-- Start INFORMATION PROVIDED --

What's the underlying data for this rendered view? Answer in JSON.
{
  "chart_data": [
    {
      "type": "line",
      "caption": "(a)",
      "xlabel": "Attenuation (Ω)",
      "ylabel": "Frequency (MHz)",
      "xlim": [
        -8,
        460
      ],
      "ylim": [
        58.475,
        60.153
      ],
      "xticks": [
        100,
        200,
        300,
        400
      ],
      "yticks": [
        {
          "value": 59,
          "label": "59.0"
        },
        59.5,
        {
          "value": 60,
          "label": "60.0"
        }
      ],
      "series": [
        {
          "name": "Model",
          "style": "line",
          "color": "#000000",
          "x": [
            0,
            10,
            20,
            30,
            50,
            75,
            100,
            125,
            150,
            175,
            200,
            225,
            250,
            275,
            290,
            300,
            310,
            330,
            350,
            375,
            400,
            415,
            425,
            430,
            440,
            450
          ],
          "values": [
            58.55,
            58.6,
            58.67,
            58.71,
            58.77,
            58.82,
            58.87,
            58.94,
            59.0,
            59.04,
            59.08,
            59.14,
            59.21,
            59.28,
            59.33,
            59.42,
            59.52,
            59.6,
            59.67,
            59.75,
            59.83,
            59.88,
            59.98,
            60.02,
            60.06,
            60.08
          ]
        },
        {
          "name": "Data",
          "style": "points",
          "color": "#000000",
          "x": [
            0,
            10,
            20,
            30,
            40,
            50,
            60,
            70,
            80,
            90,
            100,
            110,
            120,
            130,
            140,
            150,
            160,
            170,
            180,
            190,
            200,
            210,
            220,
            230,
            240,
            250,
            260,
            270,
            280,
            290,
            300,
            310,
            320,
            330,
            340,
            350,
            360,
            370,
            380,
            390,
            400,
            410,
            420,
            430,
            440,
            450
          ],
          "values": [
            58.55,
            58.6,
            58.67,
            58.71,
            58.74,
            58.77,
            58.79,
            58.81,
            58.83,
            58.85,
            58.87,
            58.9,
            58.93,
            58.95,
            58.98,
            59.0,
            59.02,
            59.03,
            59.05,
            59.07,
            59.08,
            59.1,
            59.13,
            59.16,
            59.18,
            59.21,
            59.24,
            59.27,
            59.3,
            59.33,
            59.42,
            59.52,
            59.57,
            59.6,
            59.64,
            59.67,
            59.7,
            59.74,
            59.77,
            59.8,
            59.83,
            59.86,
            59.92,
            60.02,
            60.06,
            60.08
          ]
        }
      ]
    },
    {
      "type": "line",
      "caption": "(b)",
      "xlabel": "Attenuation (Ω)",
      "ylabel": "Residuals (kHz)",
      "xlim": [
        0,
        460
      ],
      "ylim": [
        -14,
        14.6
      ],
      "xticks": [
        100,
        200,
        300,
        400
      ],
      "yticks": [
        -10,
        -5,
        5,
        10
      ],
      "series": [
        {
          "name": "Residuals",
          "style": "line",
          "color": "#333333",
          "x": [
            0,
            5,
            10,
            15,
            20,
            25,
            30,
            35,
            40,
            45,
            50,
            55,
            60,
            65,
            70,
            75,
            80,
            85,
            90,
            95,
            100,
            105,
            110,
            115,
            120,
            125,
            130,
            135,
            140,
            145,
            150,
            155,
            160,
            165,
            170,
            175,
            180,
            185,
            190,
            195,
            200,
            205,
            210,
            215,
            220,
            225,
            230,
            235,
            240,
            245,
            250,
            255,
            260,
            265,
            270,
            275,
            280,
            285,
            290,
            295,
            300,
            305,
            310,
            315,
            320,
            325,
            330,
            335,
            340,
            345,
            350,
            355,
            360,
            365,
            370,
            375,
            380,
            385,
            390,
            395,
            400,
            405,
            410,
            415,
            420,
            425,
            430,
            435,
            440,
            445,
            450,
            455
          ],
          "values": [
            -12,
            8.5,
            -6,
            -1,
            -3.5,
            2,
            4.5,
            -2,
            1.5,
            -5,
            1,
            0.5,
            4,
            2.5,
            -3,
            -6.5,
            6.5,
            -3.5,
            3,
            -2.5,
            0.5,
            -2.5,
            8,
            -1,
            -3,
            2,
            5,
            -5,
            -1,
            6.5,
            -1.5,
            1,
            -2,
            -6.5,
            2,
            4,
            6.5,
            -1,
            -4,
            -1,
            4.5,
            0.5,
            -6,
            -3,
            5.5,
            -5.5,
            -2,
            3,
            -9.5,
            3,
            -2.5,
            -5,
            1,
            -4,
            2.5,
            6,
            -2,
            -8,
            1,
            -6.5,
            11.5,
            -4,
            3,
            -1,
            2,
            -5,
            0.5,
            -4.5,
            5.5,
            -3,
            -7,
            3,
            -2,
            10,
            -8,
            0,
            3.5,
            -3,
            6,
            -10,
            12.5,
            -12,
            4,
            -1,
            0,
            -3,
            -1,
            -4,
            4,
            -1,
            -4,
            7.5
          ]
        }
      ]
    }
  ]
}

-- End INFORMATION PROVIDED --

WHAT IS BEING ASKED: Write the material out again in its entirety, exactly as shown.

EXERCISE OUTPUT:
What's the underlying data for this rendered view? Answer in JSON.
{
  "chart_data": [
    {
      "type": "line",
      "caption": "(a)",
      "xlabel": "Attenuation (Ω)",
      "ylabel": "Frequency (MHz)",
      "xlim": [
        -8,
        460
      ],
      "ylim": [
        58.475,
        60.153
      ],
      "xticks": [
        100,
        200,
        300,
        400
      ],
      "yticks": [
        {
          "value": 59,
          "label": "59.0"
        },
        59.5,
        {
          "value": 60,
          "label": "60.0"
        }
      ],
      "series": [
        {
          "name": "Model",
          "style": "line",
          "color": "#000000",
          "x": [
            0,
            10,
            20,
            30,
            50,
            75,
            100,
            125,
            150,
            175,
            200,
            225,
            250,
            275,
            290,
            300,
            310,
            330,
            350,
            375,
            400,
            415,
            425,
            430,
            440,
            450
          ],
          "values": [
            58.55,
            58.6,
            58.67,
            58.71,
            58.77,
            58.82,
            58.87,
            58.94,
            59.0,
            59.04,
            59.08,
            59.14,
            59.21,
            59.28,
            59.33,
            59.42,
            59.52,
            59.6,
            59.67,
            59.75,
            59.83,
            59.88,
            59.98,
            60.02,
            60.06,
            60.08
          ]
        },
        {
          "name": "Data",
          "style": "points",
          "color": "#000000",
          "x": [
            0,
            10,
            20,
            30,
            40,
            50,
            60,
            70,
            80,
            90,
            100,
            110,
            120,
            130,
            140,
            150,
            160,
            170,
            180,
            190,
            200,
            210,
            220,
            230,
            240,
            250,
            260,
            270,
            280,
            290,
            300,
            310,
            320,
            330,
            340,
            350,
            360,
            370,
            380,
            390,
            400,
            410,
            420,
            430,
            440,
            450
          ],
          "values": [
            58.55,
            58.6,
            58.67,
            58.71,
            58.74,
            58.77,
            58.79,
            58.81,
            58.83,
            58.85,
            58.87,
            58.9,
            58.93,
            58.95,
            58.98,
            59.0,
            59.02,
            59.03,
            59.05,
            59.07,
            59.08,
            59.1,
            59.13,
            59.16,
            59.18,
            59.21,
            59.24,
            59.27,
            59.3,
            59.33,
            59.42,
            59.52,
            59.57,
            59.6,
            59.64,
            59.67,
            59.7,
            59.74,
            59.77,
            59.8,
            59.83,
            59.86,
            59.92,
            60.02,
            60.06,
            60.08
          ]
        }
      ]
    },
    {
      "type": "line",
      "caption": "(b)",
      "xlabel": "Attenuation (Ω)",
      "ylabel": "Residuals (kHz)",
      "xlim": [
        0,
        460
      ],
      "ylim": [
        -14,
        14.6
      ],
      "xticks": [
        100,
        200,
        300,
        400
      ],
      "yticks": [
        -10,
        -5,
        5,
        10
      ],
      "series": [
        {
          "name": "Residuals",
          "style": "line",
          "color": "#333333",
          "x": [
            0,
            5,
            10,
            15,
            20,
            25,
            30,
            35,
            40,
            45,
            50,
            55,
            60,
            65,
            70,
            75,
            80,
            85,
            90,
            95,
            100,
            105,
            110,
            115,
            120,
            125,
            130,
            135,
            140,
            145,
            150,
            155,
            160,
            165,
            170,
            175,
            180,
            185,
            190,
            195,
            200,
            205,
            210,
            215,
            220,
            225,
            230,
            235,
            240,
            245,
            250,
            255,
            260,
            265,
            270,
            275,
            280,
            285,
            290,
            295,
            300,
            305,
            310,
            315,
            320,
            325,
            330,
            335,
            340,
            345,
            350,
            355,
            360,
            365,
            370,
            375,
            380,
            385,
            390,
            395,
            400,
            405,
            410,
            415,
            420,
            425,
            430,
            435,
            440,
            445,
            450,
            455
          ],
          "values": [
            -12,
            8.5,
            -6,
            -1,
            -3.5,
            2,
            4.5,
            -2,
            1.5,
            -5,
            1,
            0.5,
            4,
            2.5,
            -3,
            -6.5,
            6.5,
            -3.5,
            3,
            -2.5,
            0.5,
            -2.5,
            8,
            -1,
            -3,
            2,
            5,
            -5,
            -1,
            6.5,
            -1.5,
            1,
            -2,
            -6.5,
            2,
            4,
            6.5,
            -1,
            -4,
            -1,
            4.5,
            0.5,
            -6,
            -3,
            5.5,
            -5.5,
            -2,
            3,
            -9.5,
            3,
            -2.5,
            -5,
            1,
            -4,
            2.5,
            6,
            -2,
            -8,
            1,
            -6.5,
            11.5,
            -4,
            3,
            -1,
            2,
            -5,
            0.5,
            -4.5,
            5.5,
            -3,
            -7,
            3,
            -2,
            10,
            -8,
            0,
            3.5,
            -3,
            6,
            -10,
            12.5,
            -12,
            4,
            -1,
            0,
            -3,
            -1,
            -4,
            4,
            -1,
            -4,
            7.5
          ]
        }
      ]
    }
  ]
}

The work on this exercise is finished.